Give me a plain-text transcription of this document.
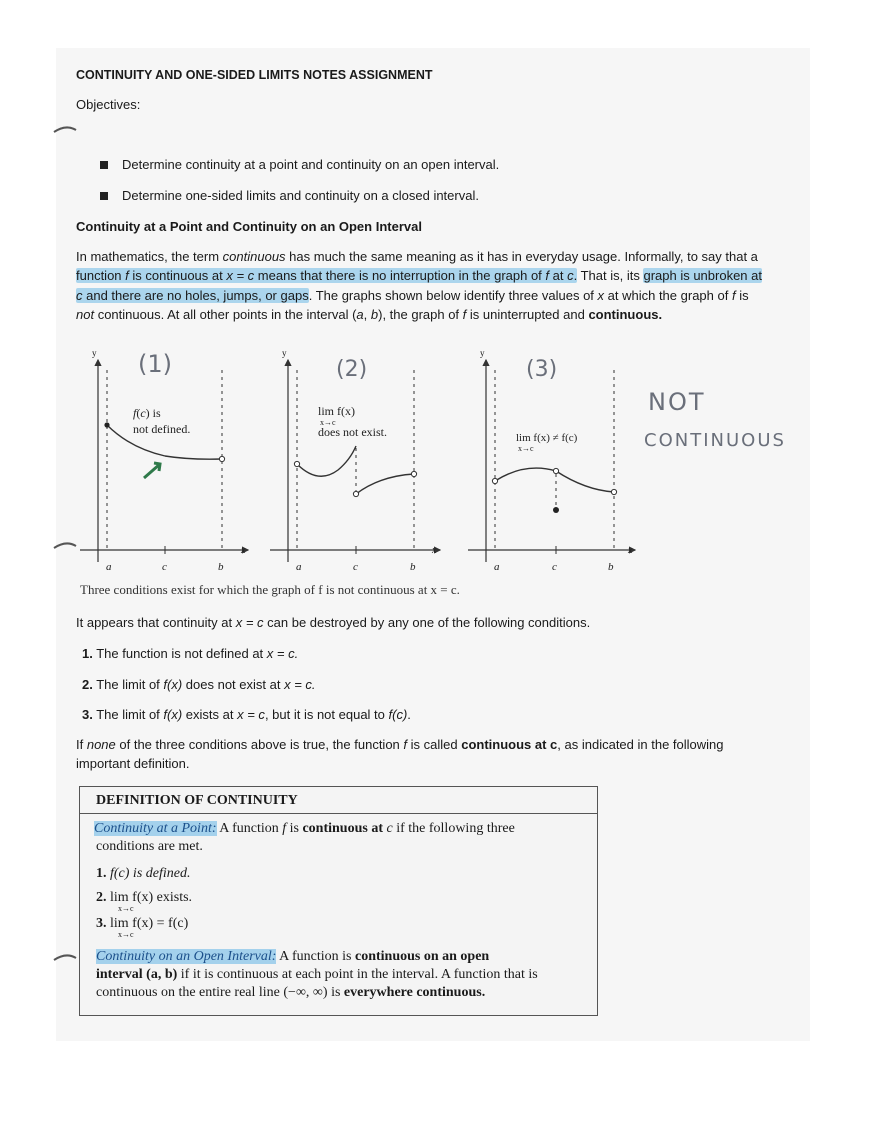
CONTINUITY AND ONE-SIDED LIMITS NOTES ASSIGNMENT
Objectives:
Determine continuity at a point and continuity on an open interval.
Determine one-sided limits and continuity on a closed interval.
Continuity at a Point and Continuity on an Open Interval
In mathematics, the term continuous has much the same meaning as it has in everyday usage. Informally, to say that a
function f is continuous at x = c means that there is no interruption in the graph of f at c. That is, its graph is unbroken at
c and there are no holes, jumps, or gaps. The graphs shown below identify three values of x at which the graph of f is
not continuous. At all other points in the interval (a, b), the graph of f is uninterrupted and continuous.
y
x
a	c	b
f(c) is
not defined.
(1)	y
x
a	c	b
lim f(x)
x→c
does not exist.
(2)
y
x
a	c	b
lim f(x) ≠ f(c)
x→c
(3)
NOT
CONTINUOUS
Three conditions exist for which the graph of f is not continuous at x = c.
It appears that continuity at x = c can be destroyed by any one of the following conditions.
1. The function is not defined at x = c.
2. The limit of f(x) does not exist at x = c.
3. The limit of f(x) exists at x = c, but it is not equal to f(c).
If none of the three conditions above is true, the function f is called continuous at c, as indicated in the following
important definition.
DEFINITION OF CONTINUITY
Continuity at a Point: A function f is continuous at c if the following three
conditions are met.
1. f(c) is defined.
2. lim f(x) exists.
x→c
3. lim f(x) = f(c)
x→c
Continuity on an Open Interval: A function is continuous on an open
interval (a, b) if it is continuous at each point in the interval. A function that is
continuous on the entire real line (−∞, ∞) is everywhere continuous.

#####

### Directions for this task:
Reproduce each line from the records that contains the word "does".

### Output:
does not exist.
2. The limit of f(x) does not exist at x = c.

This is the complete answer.